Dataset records
········

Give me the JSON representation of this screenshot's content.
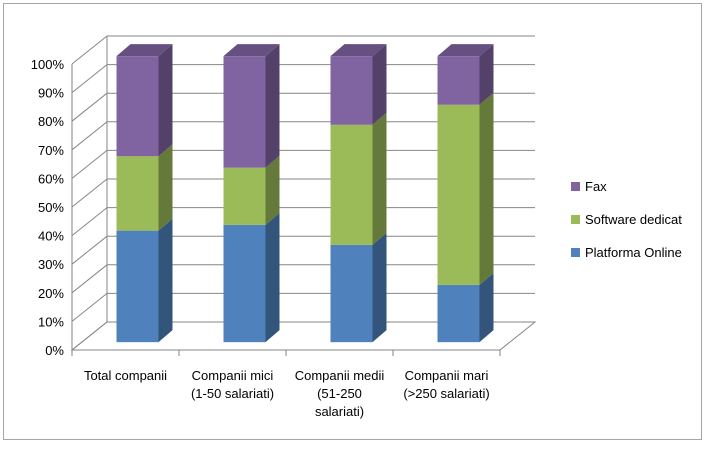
{
  "chart_data": {
    "type": "bar",
    "stacked": true,
    "percent": true,
    "three_d": true,
    "categories": [
      [
        "Total companii"
      ],
      [
        "Companii mici",
        "(1-50 salariati)"
      ],
      [
        "Companii medii",
        "(51-250",
        "salariati)"
      ],
      [
        "Companii mari",
        "(>250 salariati)"
      ]
    ],
    "series": [
      {
        "name": "Platforma Online",
        "values": [
          39,
          41,
          34,
          20
        ],
        "color": "#4f81bd"
      },
      {
        "name": "Software dedicat",
        "values": [
          26,
          20,
          42,
          63
        ],
        "color": "#9bbb59"
      },
      {
        "name": "Fax",
        "values": [
          35,
          39,
          24,
          17
        ],
        "color": "#8064a2"
      }
    ],
    "yticks": [
      "0%",
      "10%",
      "20%",
      "30%",
      "40%",
      "50%",
      "60%",
      "70%",
      "80%",
      "90%",
      "100%"
    ],
    "ylim": [
      0,
      100
    ],
    "grid": true,
    "legend_position": "right"
  }
}
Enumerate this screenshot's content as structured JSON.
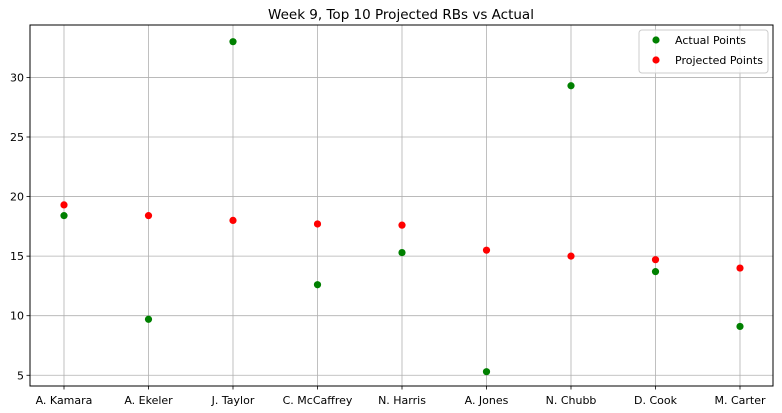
{
  "chart_data": {
    "type": "scatter",
    "title": "Week 9, Top 10 Projected RBs vs Actual",
    "xlabel": "",
    "ylabel": "",
    "categories": [
      "A. Kamara",
      "A. Ekeler",
      "J. Taylor",
      "C. McCaffrey",
      "N. Harris",
      "A. Jones",
      "N. Chubb",
      "D. Cook",
      "M. Carter"
    ],
    "ylim": [
      4.1,
      34.4
    ],
    "yticks": [
      5,
      10,
      15,
      20,
      25,
      30
    ],
    "grid": true,
    "legend_position": "top-right",
    "series": [
      {
        "name": "Actual Points",
        "color": "#008000",
        "values": [
          18.4,
          9.7,
          33.0,
          12.6,
          15.3,
          5.3,
          29.3,
          13.7,
          9.1
        ]
      },
      {
        "name": "Projected Points",
        "color": "#ff0000",
        "values": [
          19.3,
          18.4,
          18.0,
          17.7,
          17.6,
          15.5,
          15.0,
          14.7,
          14.0
        ]
      }
    ]
  }
}
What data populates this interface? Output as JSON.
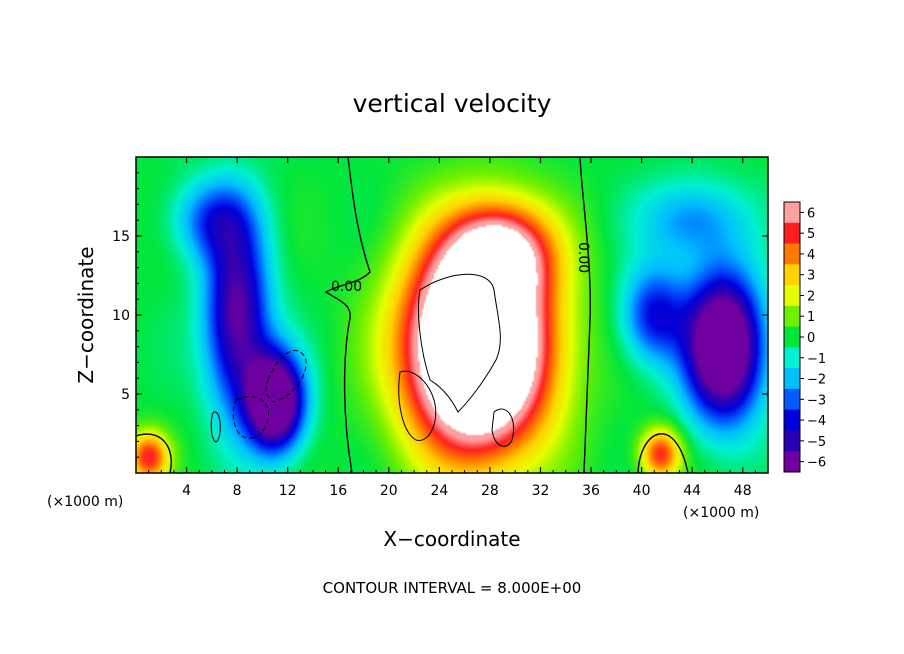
{
  "chart_data": {
    "type": "heatmap",
    "title": "vertical velocity",
    "xlabel": "X−coordinate",
    "ylabel": "Z−coordinate",
    "x_units": "(×1000 m)",
    "y_units": "(×1000 m)",
    "xlim": [
      0,
      50
    ],
    "ylim": [
      0,
      20
    ],
    "x_ticks": [
      4,
      8,
      12,
      16,
      20,
      24,
      28,
      32,
      36,
      40,
      44,
      48
    ],
    "y_ticks": [
      5,
      10,
      15
    ],
    "colorbar": {
      "levels": [
        6,
        5,
        4,
        3,
        2,
        1,
        0,
        -1,
        -2,
        -3,
        -4,
        -5,
        -6
      ],
      "level_labels": [
        "6",
        "5",
        "4",
        "3",
        "2",
        "1",
        "0",
        "−1",
        "−2",
        "−3",
        "−4",
        "−5",
        "−6"
      ],
      "range": [
        -6,
        6
      ]
    },
    "contour_label": "0.00",
    "footer": "CONTOUR INTERVAL = 8.000E+00",
    "features": [
      {
        "kind": "updraft",
        "x": 27,
        "z": 8,
        "sx": 5.5,
        "sy": 6.5,
        "amp": 14
      },
      {
        "kind": "updraft",
        "x": 29,
        "z": 14,
        "sx": 4.0,
        "sy": 3.0,
        "amp": 5
      },
      {
        "kind": "updraft",
        "x": 1,
        "z": 1,
        "sx": 1.6,
        "sy": 1.6,
        "amp": 5
      },
      {
        "kind": "updraft",
        "x": 41.5,
        "z": 1.2,
        "sx": 1.6,
        "sy": 1.6,
        "amp": 5
      },
      {
        "kind": "downdraft",
        "x": 8,
        "z": 10,
        "sx": 2.5,
        "sy": 6.0,
        "amp": -6
      },
      {
        "kind": "downdraft",
        "x": 11,
        "z": 4.5,
        "sx": 2.2,
        "sy": 3.0,
        "amp": -9
      },
      {
        "kind": "downdraft",
        "x": 46.5,
        "z": 8,
        "sx": 3.0,
        "sy": 4.5,
        "amp": -9
      },
      {
        "kind": "downdraft",
        "x": 41,
        "z": 10,
        "sx": 2.5,
        "sy": 3.0,
        "amp": -4
      },
      {
        "kind": "downdraft",
        "x": 44,
        "z": 16,
        "sx": 4.0,
        "sy": 2.5,
        "amp": -2.5
      },
      {
        "kind": "downdraft",
        "x": 6,
        "z": 16,
        "sx": 3.0,
        "sy": 2.5,
        "amp": -3
      }
    ]
  }
}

········

Your goal:
Without including any pictures, reproduce the listing exactly.

Exercise output:
Give me the JSON representation of this screenshot's content.
{
  "chart_data": {
    "type": "bar",
    "stacked": true,
    "percent": true,
    "three_d": true,
    "categories": [
      [
        "Total companii"
      ],
      [
        "Companii mici",
        "(1-50 salariati)"
      ],
      [
        "Companii medii",
        "(51-250",
        "salariati)"
      ],
      [
        "Companii mari",
        "(>250 salariati)"
      ]
    ],
    "series": [
      {
        "name": "Platforma Online",
        "values": [
          39,
          41,
          34,
          20
        ],
        "color": "#4f81bd"
      },
      {
        "name": "Software dedicat",
        "values": [
          26,
          20,
          42,
          63
        ],
        "color": "#9bbb59"
      },
      {
        "name": "Fax",
        "values": [
          35,
          39,
          24,
          17
        ],
        "color": "#8064a2"
      }
    ],
    "yticks": [
      "0%",
      "10%",
      "20%",
      "30%",
      "40%",
      "50%",
      "60%",
      "70%",
      "80%",
      "90%",
      "100%"
    ],
    "ylim": [
      0,
      100
    ],
    "grid": true,
    "legend_position": "right"
  }
}
Enumerate this screenshot's content as structured JSON.
{
  "chart_data": {
    "type": "scatter",
    "title": "Week 9, Top 10 Projected RBs vs Actual",
    "xlabel": "",
    "ylabel": "",
    "categories": [
      "A. Kamara",
      "A. Ekeler",
      "J. Taylor",
      "C. McCaffrey",
      "N. Harris",
      "A. Jones",
      "N. Chubb",
      "D. Cook",
      "M. Carter"
    ],
    "ylim": [
      4.1,
      34.4
    ],
    "yticks": [
      5,
      10,
      15,
      20,
      25,
      30
    ],
    "grid": true,
    "legend_position": "top-right",
    "series": [
      {
        "name": "Actual Points",
        "color": "#008000",
        "values": [
          18.4,
          9.7,
          33.0,
          12.6,
          15.3,
          5.3,
          29.3,
          13.7,
          9.1
        ]
      },
      {
        "name": "Projected Points",
        "color": "#ff0000",
        "values": [
          19.3,
          18.4,
          18.0,
          17.7,
          17.6,
          15.5,
          15.0,
          14.7,
          14.0
        ]
      }
    ]
  }
}
What data populates this interface? Output as JSON.
{
  "chart_data": {
    "type": "heatmap",
    "title": "vertical velocity",
    "xlabel": "X−coordinate",
    "ylabel": "Z−coordinate",
    "x_units": "(×1000 m)",
    "y_units": "(×1000 m)",
    "xlim": [
      0,
      50
    ],
    "ylim": [
      0,
      20
    ],
    "x_ticks": [
      4,
      8,
      12,
      16,
      20,
      24,
      28,
      32,
      36,
      40,
      44,
      48
    ],
    "y_ticks": [
      5,
      10,
      15
    ],
    "colorbar": {
      "levels": [
        6,
        5,
        4,
        3,
        2,
        1,
        0,
        -1,
        -2,
        -3,
        -4,
        -5,
        -6
      ],
      "level_labels": [
        "6",
        "5",
        "4",
        "3",
        "2",
        "1",
        "0",
        "−1",
        "−2",
        "−3",
        "−4",
        "−5",
        "−6"
      ],
      "range": [
        -6,
        6
      ]
    },
    "contour_label": "0.00",
    "footer": "CONTOUR INTERVAL = 8.000E+00",
    "features": [
      {
        "kind": "updraft",
        "x": 27,
        "z": 8,
        "sx": 5.5,
        "sy": 6.5,
        "amp": 14
      },
      {
        "kind": "updraft",
        "x": 29,
        "z": 14,
        "sx": 4.0,
        "sy": 3.0,
        "amp": 5
      },
      {
        "kind": "updraft",
        "x": 1,
        "z": 1,
        "sx": 1.6,
        "sy": 1.6,
        "amp": 5
      },
      {
        "kind": "updraft",
        "x": 41.5,
        "z": 1.2,
        "sx": 1.6,
        "sy": 1.6,
        "amp": 5
      },
      {
        "kind": "downdraft",
        "x": 8,
        "z": 10,
        "sx": 2.5,
        "sy": 6.0,
        "amp": -6
      },
      {
        "kind": "downdraft",
        "x": 11,
        "z": 4.5,
        "sx": 2.2,
        "sy": 3.0,
        "amp": -9
      },
      {
        "kind": "downdraft",
        "x": 46.5,
        "z": 8,
        "sx": 3.0,
        "sy": 4.5,
        "amp": -9
      },
      {
        "kind": "downdraft",
        "x": 41,
        "z": 10,
        "sx": 2.5,
        "sy": 3.0,
        "amp": -4
      },
      {
        "kind": "downdraft",
        "x": 44,
        "z": 16,
        "sx": 4.0,
        "sy": 2.5,
        "amp": -2.5
      },
      {
        "kind": "downdraft",
        "x": 6,
        "z": 16,
        "sx": 3.0,
        "sy": 2.5,
        "amp": -3
      }
    ]
  }
}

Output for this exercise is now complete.